» **THE TASK**
Give the material again in full, matching it exactly.

-*-*-

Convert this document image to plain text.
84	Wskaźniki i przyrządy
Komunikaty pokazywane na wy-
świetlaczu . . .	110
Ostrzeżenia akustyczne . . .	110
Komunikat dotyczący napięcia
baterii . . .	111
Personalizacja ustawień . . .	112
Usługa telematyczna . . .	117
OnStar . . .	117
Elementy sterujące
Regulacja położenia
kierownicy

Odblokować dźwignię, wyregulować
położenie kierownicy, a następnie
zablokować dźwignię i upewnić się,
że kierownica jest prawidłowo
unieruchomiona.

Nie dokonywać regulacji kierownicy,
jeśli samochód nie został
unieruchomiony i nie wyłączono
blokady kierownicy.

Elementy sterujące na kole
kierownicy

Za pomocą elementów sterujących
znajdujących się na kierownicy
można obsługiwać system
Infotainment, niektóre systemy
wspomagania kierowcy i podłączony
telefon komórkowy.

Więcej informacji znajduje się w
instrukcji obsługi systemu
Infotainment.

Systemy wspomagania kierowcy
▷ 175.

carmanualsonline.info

-*-*-

» **TASK RESPONSE**
Convert this document image to plain text.
84	Wskaźniki i przyrządy
Komunikaty pokazywane na wy-
świetlaczu . . .	110
Ostrzeżenia akustyczne . . .	110
Komunikat dotyczący napięcia
baterii . . .	111
Personalizacja ustawień . . .	112
Usługa telematyczna . . .	117
OnStar . . .	117
Elementy sterujące
Regulacja położenia
kierownicy

Odblokować dźwignię, wyregulować
położenie kierownicy, a następnie
zablokować dźwignię i upewnić się,
że kierownica jest prawidłowo
unieruchomiona.

Nie dokonywać regulacji kierownicy,
jeśli samochód nie został
unieruchomiony i nie wyłączono
blokady kierownicy.

Elementy sterujące na kole
kierownicy

Za pomocą elementów sterujących
znajdujących się na kierownicy
można obsługiwać system
Infotainment, niektóre systemy
wspomagania kierowcy i podłączony
telefon komórkowy.

Więcej informacji znajduje się w
instrukcji obsługi systemu
Infotainment.

Systemy wspomagania kierowcy
▷ 175.

carmanualsonline.info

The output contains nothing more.